Update the records from the line with "body-line: education are" up to and including the line with "body-line: continuous growth" by changing "school" to "classroom" and leaving all else unchanged. Return only those lines.

[Region annotation records]
------------------------------------------------------------

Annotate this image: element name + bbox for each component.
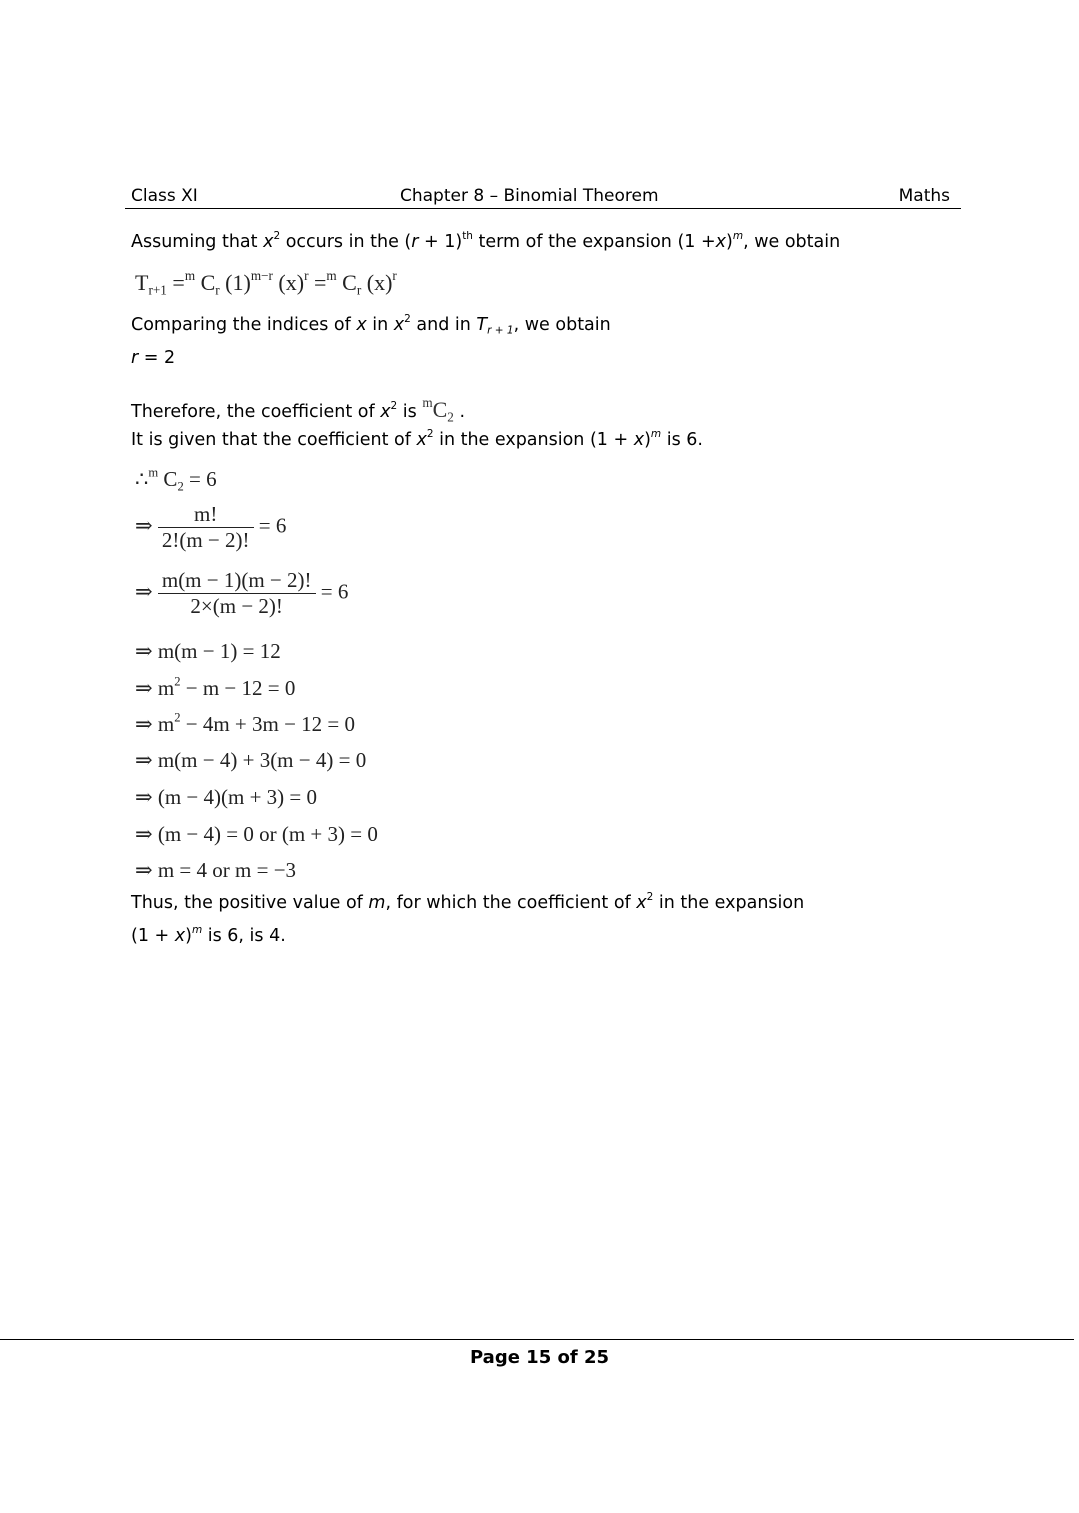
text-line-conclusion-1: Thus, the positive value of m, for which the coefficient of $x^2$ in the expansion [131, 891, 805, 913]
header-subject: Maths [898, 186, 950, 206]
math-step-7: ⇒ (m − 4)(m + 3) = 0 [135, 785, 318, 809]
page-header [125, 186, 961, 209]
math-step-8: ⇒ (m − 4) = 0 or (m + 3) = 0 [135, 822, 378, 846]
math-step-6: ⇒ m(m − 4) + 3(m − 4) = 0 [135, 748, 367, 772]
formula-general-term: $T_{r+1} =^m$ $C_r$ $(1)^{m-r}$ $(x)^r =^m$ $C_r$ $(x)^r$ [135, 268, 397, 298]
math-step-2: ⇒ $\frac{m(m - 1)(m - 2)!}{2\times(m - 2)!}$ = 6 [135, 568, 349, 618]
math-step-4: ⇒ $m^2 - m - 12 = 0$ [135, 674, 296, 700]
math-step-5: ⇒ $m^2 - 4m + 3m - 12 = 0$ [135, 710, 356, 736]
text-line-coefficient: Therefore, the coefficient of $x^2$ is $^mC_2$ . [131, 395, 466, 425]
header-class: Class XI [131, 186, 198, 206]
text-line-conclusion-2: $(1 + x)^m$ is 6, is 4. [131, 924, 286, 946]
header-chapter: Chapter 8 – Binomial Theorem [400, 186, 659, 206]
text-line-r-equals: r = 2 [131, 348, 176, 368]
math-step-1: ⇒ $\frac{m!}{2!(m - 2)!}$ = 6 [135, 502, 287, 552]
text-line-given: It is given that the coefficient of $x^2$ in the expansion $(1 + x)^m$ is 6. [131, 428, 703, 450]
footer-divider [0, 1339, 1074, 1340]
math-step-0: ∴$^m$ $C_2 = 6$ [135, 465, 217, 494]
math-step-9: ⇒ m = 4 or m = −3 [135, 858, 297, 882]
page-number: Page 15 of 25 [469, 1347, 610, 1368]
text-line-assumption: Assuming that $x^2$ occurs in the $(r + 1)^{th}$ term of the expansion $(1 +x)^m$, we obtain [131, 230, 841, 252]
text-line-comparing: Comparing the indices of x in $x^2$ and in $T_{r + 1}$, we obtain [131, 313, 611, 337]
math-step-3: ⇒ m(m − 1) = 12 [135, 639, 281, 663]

------------------------------------------------------------

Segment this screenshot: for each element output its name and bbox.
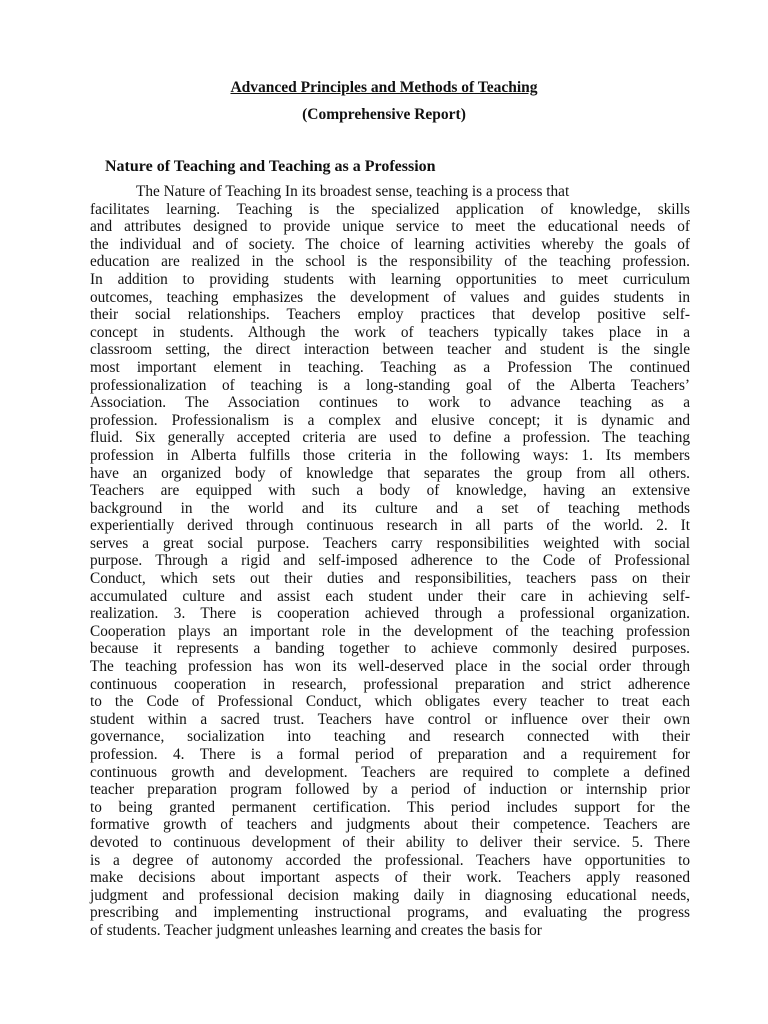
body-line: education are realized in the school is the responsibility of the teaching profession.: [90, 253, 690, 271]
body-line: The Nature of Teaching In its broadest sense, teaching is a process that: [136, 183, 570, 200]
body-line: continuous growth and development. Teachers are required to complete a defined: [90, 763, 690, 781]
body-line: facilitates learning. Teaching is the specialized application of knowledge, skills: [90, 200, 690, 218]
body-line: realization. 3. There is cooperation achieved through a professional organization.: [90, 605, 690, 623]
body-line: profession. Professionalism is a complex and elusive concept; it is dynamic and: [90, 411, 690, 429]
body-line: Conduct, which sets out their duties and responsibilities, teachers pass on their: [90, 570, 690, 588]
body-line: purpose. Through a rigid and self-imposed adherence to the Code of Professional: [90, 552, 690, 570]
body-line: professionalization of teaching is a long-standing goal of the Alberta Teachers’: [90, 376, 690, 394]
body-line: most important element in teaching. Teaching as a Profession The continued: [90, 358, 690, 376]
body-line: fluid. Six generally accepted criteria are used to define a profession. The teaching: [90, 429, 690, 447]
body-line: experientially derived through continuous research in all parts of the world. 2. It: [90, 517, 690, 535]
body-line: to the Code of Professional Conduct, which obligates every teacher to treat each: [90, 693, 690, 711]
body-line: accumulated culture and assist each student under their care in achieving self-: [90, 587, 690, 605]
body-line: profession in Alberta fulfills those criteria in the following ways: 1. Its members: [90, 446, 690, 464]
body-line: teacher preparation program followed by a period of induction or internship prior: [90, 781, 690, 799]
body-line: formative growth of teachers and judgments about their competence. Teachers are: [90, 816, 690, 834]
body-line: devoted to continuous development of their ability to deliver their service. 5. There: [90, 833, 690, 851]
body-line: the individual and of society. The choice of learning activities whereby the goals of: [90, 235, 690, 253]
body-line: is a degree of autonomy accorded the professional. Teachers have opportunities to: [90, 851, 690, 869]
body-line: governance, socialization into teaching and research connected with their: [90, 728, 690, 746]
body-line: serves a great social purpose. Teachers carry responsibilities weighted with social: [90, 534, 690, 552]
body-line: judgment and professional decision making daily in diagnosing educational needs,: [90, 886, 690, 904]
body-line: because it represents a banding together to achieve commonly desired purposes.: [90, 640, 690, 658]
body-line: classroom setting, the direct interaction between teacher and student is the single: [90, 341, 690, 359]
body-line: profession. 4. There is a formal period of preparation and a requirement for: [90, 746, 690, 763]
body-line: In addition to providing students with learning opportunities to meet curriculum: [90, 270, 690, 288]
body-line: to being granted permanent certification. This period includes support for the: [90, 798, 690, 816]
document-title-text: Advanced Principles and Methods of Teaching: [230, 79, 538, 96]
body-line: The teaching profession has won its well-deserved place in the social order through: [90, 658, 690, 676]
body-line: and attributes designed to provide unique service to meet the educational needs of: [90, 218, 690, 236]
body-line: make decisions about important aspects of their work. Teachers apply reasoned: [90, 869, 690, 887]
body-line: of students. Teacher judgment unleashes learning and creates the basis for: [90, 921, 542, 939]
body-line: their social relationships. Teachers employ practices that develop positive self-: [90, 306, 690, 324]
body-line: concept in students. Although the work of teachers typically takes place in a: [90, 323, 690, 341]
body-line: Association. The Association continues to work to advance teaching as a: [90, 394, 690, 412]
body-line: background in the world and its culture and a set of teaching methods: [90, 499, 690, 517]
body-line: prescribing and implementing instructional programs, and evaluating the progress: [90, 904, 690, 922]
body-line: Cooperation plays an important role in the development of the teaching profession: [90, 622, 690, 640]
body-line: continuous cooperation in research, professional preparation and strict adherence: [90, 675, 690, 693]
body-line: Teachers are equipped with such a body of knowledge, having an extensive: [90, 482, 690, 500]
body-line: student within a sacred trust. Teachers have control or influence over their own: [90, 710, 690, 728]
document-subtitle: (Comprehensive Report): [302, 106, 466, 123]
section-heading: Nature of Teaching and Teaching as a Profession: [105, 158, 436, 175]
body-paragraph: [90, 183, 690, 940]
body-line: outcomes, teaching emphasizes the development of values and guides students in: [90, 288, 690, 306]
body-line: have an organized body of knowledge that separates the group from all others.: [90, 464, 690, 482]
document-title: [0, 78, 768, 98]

------------------------------------------------------------

* Full output
body-line: education are realized in the classroom is the responsibility of the teaching profession.: [90, 253, 690, 271]
body-line: The Nature of Teaching In its broadest sense, teaching is a process that: [136, 183, 570, 200]
body-line: continuous growth and development. Teachers are required to complete a defined: [90, 763, 690, 781]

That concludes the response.